— START —
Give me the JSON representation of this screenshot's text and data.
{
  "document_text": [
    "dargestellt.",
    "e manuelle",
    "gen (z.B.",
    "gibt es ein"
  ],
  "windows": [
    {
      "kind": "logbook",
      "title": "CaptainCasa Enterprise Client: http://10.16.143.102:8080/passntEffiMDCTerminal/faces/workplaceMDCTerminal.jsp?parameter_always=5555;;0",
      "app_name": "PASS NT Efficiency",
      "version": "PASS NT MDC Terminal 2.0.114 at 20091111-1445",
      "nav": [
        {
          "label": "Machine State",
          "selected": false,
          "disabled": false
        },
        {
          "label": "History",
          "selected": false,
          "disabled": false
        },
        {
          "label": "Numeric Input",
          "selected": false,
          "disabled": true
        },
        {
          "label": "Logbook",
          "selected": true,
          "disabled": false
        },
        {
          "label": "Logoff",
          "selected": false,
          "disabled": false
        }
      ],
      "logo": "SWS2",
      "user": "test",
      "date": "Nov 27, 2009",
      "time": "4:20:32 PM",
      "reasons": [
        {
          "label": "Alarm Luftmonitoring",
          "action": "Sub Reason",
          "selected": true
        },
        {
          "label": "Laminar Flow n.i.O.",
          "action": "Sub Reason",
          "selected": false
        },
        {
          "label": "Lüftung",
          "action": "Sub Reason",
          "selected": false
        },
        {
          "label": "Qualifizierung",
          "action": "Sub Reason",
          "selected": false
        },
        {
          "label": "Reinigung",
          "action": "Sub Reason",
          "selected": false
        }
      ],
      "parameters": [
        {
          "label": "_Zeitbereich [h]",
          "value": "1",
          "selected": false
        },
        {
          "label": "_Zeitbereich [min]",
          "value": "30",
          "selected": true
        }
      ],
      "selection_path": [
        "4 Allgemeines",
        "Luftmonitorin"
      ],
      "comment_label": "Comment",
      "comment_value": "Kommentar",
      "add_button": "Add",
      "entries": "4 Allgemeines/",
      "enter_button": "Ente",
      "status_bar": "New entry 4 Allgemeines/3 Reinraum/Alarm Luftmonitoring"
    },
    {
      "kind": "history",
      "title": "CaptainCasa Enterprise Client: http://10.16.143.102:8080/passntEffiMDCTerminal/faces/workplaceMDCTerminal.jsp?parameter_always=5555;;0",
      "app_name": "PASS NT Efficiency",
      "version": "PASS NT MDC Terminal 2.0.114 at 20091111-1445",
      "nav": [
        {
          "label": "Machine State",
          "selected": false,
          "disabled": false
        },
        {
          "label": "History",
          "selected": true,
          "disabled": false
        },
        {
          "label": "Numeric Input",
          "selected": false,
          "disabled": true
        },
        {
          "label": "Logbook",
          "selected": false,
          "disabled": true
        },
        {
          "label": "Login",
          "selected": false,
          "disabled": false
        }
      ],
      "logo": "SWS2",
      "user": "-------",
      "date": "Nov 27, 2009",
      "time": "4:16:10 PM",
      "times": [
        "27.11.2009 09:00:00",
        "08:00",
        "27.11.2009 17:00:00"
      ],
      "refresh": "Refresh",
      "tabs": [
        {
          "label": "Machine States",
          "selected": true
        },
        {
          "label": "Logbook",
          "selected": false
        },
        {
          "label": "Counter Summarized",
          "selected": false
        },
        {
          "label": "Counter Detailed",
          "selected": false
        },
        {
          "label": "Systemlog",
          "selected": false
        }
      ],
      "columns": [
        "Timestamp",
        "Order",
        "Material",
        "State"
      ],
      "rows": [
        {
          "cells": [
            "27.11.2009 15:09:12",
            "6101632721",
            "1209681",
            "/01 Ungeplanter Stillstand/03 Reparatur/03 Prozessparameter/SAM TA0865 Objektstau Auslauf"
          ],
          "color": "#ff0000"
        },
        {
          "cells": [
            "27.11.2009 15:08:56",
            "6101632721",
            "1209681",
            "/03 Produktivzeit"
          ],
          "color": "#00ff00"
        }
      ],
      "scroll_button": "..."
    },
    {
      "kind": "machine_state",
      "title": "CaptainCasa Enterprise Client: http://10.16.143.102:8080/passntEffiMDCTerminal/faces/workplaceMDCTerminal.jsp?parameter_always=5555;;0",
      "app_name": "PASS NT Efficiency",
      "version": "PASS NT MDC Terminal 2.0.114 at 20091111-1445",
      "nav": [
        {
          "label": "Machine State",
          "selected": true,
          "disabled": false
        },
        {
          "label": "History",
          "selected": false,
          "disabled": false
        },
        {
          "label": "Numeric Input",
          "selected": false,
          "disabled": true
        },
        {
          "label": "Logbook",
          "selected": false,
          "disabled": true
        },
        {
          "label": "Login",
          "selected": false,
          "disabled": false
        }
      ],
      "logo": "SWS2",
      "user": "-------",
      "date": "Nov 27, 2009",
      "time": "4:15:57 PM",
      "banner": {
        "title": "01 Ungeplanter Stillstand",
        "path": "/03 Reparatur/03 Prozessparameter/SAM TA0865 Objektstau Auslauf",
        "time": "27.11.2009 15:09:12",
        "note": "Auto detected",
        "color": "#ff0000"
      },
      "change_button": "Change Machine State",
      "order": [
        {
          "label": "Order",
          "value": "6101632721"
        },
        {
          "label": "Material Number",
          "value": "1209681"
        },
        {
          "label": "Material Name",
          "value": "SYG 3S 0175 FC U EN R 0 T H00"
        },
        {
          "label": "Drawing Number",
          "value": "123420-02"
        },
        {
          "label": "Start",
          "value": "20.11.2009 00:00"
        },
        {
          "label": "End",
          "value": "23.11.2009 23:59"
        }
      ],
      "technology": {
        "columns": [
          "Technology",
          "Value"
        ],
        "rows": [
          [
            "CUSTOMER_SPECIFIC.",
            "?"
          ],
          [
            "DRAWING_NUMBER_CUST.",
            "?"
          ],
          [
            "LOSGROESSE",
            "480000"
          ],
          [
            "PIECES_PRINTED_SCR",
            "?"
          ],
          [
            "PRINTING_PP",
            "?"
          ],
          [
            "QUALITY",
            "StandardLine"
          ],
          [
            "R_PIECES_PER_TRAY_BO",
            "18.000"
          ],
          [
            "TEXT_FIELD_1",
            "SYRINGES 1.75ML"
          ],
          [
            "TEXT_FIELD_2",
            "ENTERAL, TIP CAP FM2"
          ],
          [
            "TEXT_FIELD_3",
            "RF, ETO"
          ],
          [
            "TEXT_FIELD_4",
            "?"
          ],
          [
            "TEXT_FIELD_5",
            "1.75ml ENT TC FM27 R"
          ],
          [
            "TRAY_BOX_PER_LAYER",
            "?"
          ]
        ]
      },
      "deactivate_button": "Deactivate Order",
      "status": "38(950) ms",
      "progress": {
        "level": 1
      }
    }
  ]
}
— END —
What is asked: Write the listing out again, exactly as shown above.

Complete response:
Give me the JSON representation of this screenshot's text and data.
{
  "document_text": [
    "dargestellt.",
    "e manuelle",
    "gen (z.B.",
    "gibt es ein"
  ],
  "windows": [
    {
      "kind": "logbook",
      "title": "CaptainCasa Enterprise Client: http://10.16.143.102:8080/passntEffiMDCTerminal/faces/workplaceMDCTerminal.jsp?parameter_always=5555;;0",
      "app_name": "PASS NT Efficiency",
      "version": "PASS NT MDC Terminal 2.0.114 at 20091111-1445",
      "nav": [
        {
          "label": "Machine State",
          "selected": false,
          "disabled": false
        },
        {
          "label": "History",
          "selected": false,
          "disabled": false
        },
        {
          "label": "Numeric Input",
          "selected": false,
          "disabled": true
        },
        {
          "label": "Logbook",
          "selected": true,
          "disabled": false
        },
        {
          "label": "Logoff",
          "selected": false,
          "disabled": false
        }
      ],
      "logo": "SWS2",
      "user": "test",
      "date": "Nov 27, 2009",
      "time": "4:20:32 PM",
      "reasons": [
        {
          "label": "Alarm Luftmonitoring",
          "action": "Sub Reason",
          "selected": true
        },
        {
          "label": "Laminar Flow n.i.O.",
          "action": "Sub Reason",
          "selected": false
        },
        {
          "label": "Lüftung",
          "action": "Sub Reason",
          "selected": false
        },
        {
          "label": "Qualifizierung",
          "action": "Sub Reason",
          "selected": false
        },
        {
          "label": "Reinigung",
          "action": "Sub Reason",
          "selected": false
        }
      ],
      "parameters": [
        {
          "label": "_Zeitbereich [h]",
          "value": "1",
          "selected": false
        },
        {
          "label": "_Zeitbereich [min]",
          "value": "30",
          "selected": true
        }
      ],
      "selection_path": [
        "4 Allgemeines",
        "Luftmonitorin"
      ],
      "comment_label": "Comment",
      "comment_value": "Kommentar",
      "add_button": "Add",
      "entries": "4 Allgemeines/",
      "enter_button": "Ente",
      "status_bar": "New entry 4 Allgemeines/3 Reinraum/Alarm Luftmonitoring"
    },
    {
      "kind": "history",
      "title": "CaptainCasa Enterprise Client: http://10.16.143.102:8080/passntEffiMDCTerminal/faces/workplaceMDCTerminal.jsp?parameter_always=5555;;0",
      "app_name": "PASS NT Efficiency",
      "version": "PASS NT MDC Terminal 2.0.114 at 20091111-1445",
      "nav": [
        {
          "label": "Machine State",
          "selected": false,
          "disabled": false
        },
        {
          "label": "History",
          "selected": true,
          "disabled": false
        },
        {
          "label": "Numeric Input",
          "selected": false,
          "disabled": true
        },
        {
          "label": "Logbook",
          "selected": false,
          "disabled": true
        },
        {
          "label": "Login",
          "selected": false,
          "disabled": false
        }
      ],
      "logo": "SWS2",
      "user": "-------",
      "date": "Nov 27, 2009",
      "time": "4:16:10 PM",
      "times": [
        "27.11.2009 09:00:00",
        "08:00",
        "27.11.2009 17:00:00"
      ],
      "refresh": "Refresh",
      "tabs": [
        {
          "label": "Machine States",
          "selected": true
        },
        {
          "label": "Logbook",
          "selected": false
        },
        {
          "label": "Counter Summarized",
          "selected": false
        },
        {
          "label": "Counter Detailed",
          "selected": false
        },
        {
          "label": "Systemlog",
          "selected": false
        }
      ],
      "columns": [
        "Timestamp",
        "Order",
        "Material",
        "State"
      ],
      "rows": [
        {
          "cells": [
            "27.11.2009 15:09:12",
            "6101632721",
            "1209681",
            "/01 Ungeplanter Stillstand/03 Reparatur/03 Prozessparameter/SAM TA0865 Objektstau Auslauf"
          ],
          "color": "#ff0000"
        },
        {
          "cells": [
            "27.11.2009 15:08:56",
            "6101632721",
            "1209681",
            "/03 Produktivzeit"
          ],
          "color": "#00ff00"
        }
      ],
      "scroll_button": "..."
    },
    {
      "kind": "machine_state",
      "title": "CaptainCasa Enterprise Client: http://10.16.143.102:8080/passntEffiMDCTerminal/faces/workplaceMDCTerminal.jsp?parameter_always=5555;;0",
      "app_name": "PASS NT Efficiency",
      "version": "PASS NT MDC Terminal 2.0.114 at 20091111-1445",
      "nav": [
        {
          "label": "Machine State",
          "selected": true,
          "disabled": false
        },
        {
          "label": "History",
          "selected": false,
          "disabled": false
        },
        {
          "label": "Numeric Input",
          "selected": false,
          "disabled": true
        },
        {
          "label": "Logbook",
          "selected": false,
          "disabled": true
        },
        {
          "label": "Login",
          "selected": false,
          "disabled": false
        }
      ],
      "logo": "SWS2",
      "user": "-------",
      "date": "Nov 27, 2009",
      "time": "4:15:57 PM",
      "banner": {
        "title": "01 Ungeplanter Stillstand",
        "path": "/03 Reparatur/03 Prozessparameter/SAM TA0865 Objektstau Auslauf",
        "time": "27.11.2009 15:09:12",
        "note": "Auto detected",
        "color": "#ff0000"
      },
      "change_button": "Change Machine State",
      "order": [
        {
          "label": "Order",
          "value": "6101632721"
        },
        {
          "label": "Material Number",
          "value": "1209681"
        },
        {
          "label": "Material Name",
          "value": "SYG 3S 0175 FC U EN R 0 T H00"
        },
        {
          "label": "Drawing Number",
          "value": "123420-02"
        },
        {
          "label": "Start",
          "value": "20.11.2009 00:00"
        },
        {
          "label": "End",
          "value": "23.11.2009 23:59"
        }
      ],
      "technology": {
        "columns": [
          "Technology",
          "Value"
        ],
        "rows": [
          [
            "CUSTOMER_SPECIFIC.",
            "?"
          ],
          [
            "DRAWING_NUMBER_CUST.",
            "?"
          ],
          [
            "LOSGROESSE",
            "480000"
          ],
          [
            "PIECES_PRINTED_SCR",
            "?"
          ],
          [
            "PRINTING_PP",
            "?"
          ],
          [
            "QUALITY",
            "StandardLine"
          ],
          [
            "R_PIECES_PER_TRAY_BO",
            "18.000"
          ],
          [
            "TEXT_FIELD_1",
            "SYRINGES 1.75ML"
          ],
          [
            "TEXT_FIELD_2",
            "ENTERAL, TIP CAP FM2"
          ],
          [
            "TEXT_FIELD_3",
            "RF, ETO"
          ],
          [
            "TEXT_FIELD_4",
            "?"
          ],
          [
            "TEXT_FIELD_5",
            "1.75ml ENT TC FM27 R"
          ],
          [
            "TRAY_BOX_PER_LAYER",
            "?"
          ]
        ]
      },
      "deactivate_button": "Deactivate Order",
      "status": "38(950) ms",
      "progress": {
        "level": 1
      }
    }
  ]
}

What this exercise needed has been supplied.